__What this task involves__:
Can you copy the rows below word for word, starting at the line that contains "353, 480, 393)" and stopping after the line that contains "clipboard-icon (302, 64, 332, 94)"?

# Start of Items

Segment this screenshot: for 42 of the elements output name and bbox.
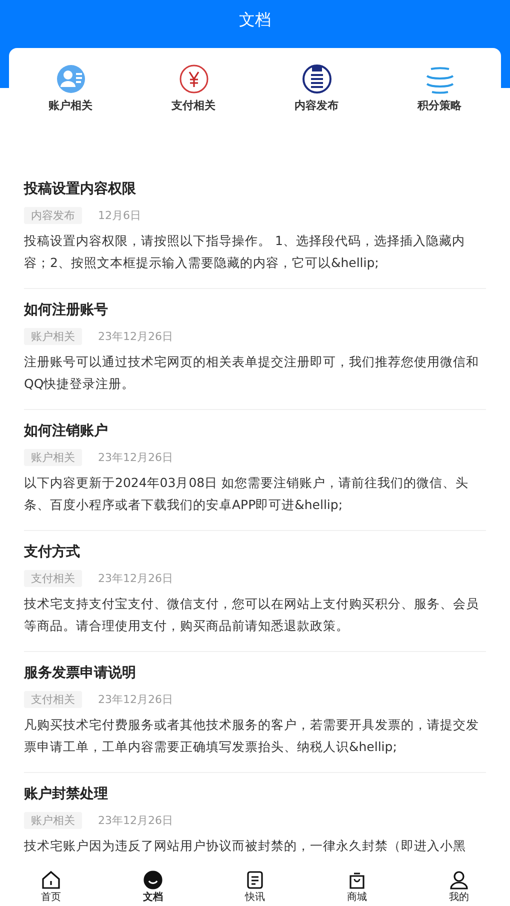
article-summary: 注册账号可以通过技术宅网页的相关表单提交注册即可，我们推荐您使用微信和QQ快捷登录注册。 (24, 353, 480, 393)
article-date: 23年12月26日 (98, 329, 173, 344)
article-title[interactable]: 投稿设置内容权限 (24, 179, 486, 199)
user-card-icon (56, 64, 86, 94)
article-title[interactable]: 如何注册账号 (24, 300, 486, 320)
category-tag: 账户相关 (24, 449, 82, 466)
category-tag: 内容发布 (24, 207, 82, 224)
tab-bar-item[interactable]: 首页 (41, 868, 61, 906)
article-summary: 凡购买技术宅付费服务或者其他技术服务的客户，若需要开具发票的，请提交发票申请工单，工单内容需要正确填写发票抬头、纳税人识&hellip; (24, 716, 480, 756)
article-title[interactable]: 支付方式 (24, 542, 486, 562)
category-link[interactable]: 账户相关 (48, 99, 92, 113)
stack-icon (424, 64, 454, 94)
article-summary: 技术宅账户因为违反了网站用户协议而被封禁的，一律永久封禁（即进入小黑 (24, 837, 467, 855)
article-date: 23年12月26日 (98, 571, 173, 586)
article-summary: 投稿设置内容权限，请按照以下指导操作。 1、选择段代码，选择插入隐藏内容；2、按照文本框提示输入需要隐藏的内容，它可以&hellip; (24, 232, 466, 272)
category-tag: 支付相关 (24, 691, 82, 708)
category-link[interactable]: 内容发布 (294, 99, 338, 113)
category-tag: 账户相关 (24, 812, 82, 829)
category-link[interactable]: 支付相关 (172, 99, 216, 113)
article-date: 23年12月26日 (98, 450, 173, 465)
person-icon (449, 870, 469, 890)
article-title[interactable]: 如何注销账户 (24, 421, 486, 441)
article-date: 23年12月26日 (98, 813, 173, 828)
article-title[interactable]: 账户封禁处理 (24, 784, 486, 804)
tab-bar-item[interactable]: 文档 (143, 868, 163, 906)
tab-bar-item[interactable]: 我的 (449, 868, 469, 906)
shopping-bag-icon (347, 870, 367, 890)
tab-bar-item[interactable]: 快讯 (245, 868, 265, 906)
article-title[interactable]: 服务发票申请说明 (24, 663, 486, 683)
yuan-icon (178, 64, 208, 94)
document-icon (245, 870, 265, 890)
category-tag: 支付相关 (24, 570, 82, 587)
article-summary: 以下内容更新于2024年03月08日 如您需要注销账户，请前往我们的微信、头条、百度小程序或者下载我们的安卓APP即可进&hellip; (24, 474, 470, 514)
category-link[interactable]: 积分策略 (418, 99, 462, 113)
home-icon (41, 870, 61, 890)
article-date: 23年12月26日 (98, 692, 173, 707)
category-tag: 账户相关 (24, 328, 82, 345)
article-summary: 技术宅支持支付宝支付、微信支付，您可以在网站上支付购买积分、服务、会员等商品。请合理使用支付，购买商品前请知悉退款政策。 (24, 595, 480, 635)
article-date: 12月6日 (98, 208, 141, 223)
clipboard-icon (302, 64, 332, 94)
tab-bar-item[interactable]: 商城 (347, 868, 367, 906)
page-title: 文档 (239, 10, 271, 29)
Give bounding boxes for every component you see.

# End of Items

__Answer to this task__:
article-summary: 注册账号可以通过技术宅网页的相关表单提交注册即可，我们推荐您使用微信和QQ快捷登录注册。 (24, 353, 480, 393)
article-date: 23年12月26日 (98, 329, 173, 344)
article-title[interactable]: 投稿设置内容权限 (24, 179, 486, 199)
user-card-icon (56, 64, 86, 94)
article-title[interactable]: 如何注册账号 (24, 300, 486, 320)
category-tag: 账户相关 (24, 449, 82, 466)
category-tag: 内容发布 (24, 207, 82, 224)
tab-bar-item[interactable]: 首页 (41, 868, 61, 906)
article-summary: 凡购买技术宅付费服务或者其他技术服务的客户，若需要开具发票的，请提交发票申请工单，工单内容需要正确填写发票抬头、纳税人识&hellip; (24, 716, 480, 756)
article-title[interactable]: 支付方式 (24, 542, 486, 562)
category-link[interactable]: 账户相关 (48, 99, 92, 113)
stack-icon (424, 64, 454, 94)
article-summary: 技术宅账户因为违反了网站用户协议而被封禁的，一律永久封禁（即进入小黑 (24, 837, 467, 855)
article-date: 23年12月26日 (98, 571, 173, 586)
article-summary: 投稿设置内容权限，请按照以下指导操作。 1、选择段代码，选择插入隐藏内容；2、按照文本框提示输入需要隐藏的内容，它可以&hellip; (24, 232, 466, 272)
category-tag: 支付相关 (24, 691, 82, 708)
category-link[interactable]: 内容发布 (294, 99, 338, 113)
category-tag: 账户相关 (24, 812, 82, 829)
category-link[interactable]: 支付相关 (172, 99, 216, 113)
article-date: 23年12月26日 (98, 450, 173, 465)
person-icon (449, 870, 469, 890)
article-title[interactable]: 如何注销账户 (24, 421, 486, 441)
article-date: 23年12月26日 (98, 813, 173, 828)
article-title[interactable]: 账户封禁处理 (24, 784, 486, 804)
tab-bar-item[interactable]: 文档 (143, 868, 163, 906)
tab-bar-item[interactable]: 我的 (449, 868, 469, 906)
shopping-bag-icon (347, 870, 367, 890)
tab-bar-item[interactable]: 快讯 (245, 868, 265, 906)
article-title[interactable]: 服务发票申请说明 (24, 663, 486, 683)
yuan-icon (178, 64, 208, 94)
document-icon (245, 870, 265, 890)
category-tag: 支付相关 (24, 570, 82, 587)
article-summary: 以下内容更新于2024年03月08日 如您需要注销账户，请前往我们的微信、头条、百度小程序或者下载我们的安卓APP即可进&hellip; (24, 474, 470, 514)
category-link[interactable]: 积分策略 (418, 99, 462, 113)
home-icon (41, 870, 61, 890)
article-date: 23年12月26日 (98, 692, 173, 707)
category-tag: 账户相关 (24, 328, 82, 345)
article-summary: 技术宅支持支付宝支付、微信支付，您可以在网站上支付购买积分、服务、会员等商品。请合理使用支付，购买商品前请知悉退款政策。 (24, 595, 480, 635)
article-date: 12月6日 (98, 208, 141, 223)
clipboard-icon (302, 64, 332, 94)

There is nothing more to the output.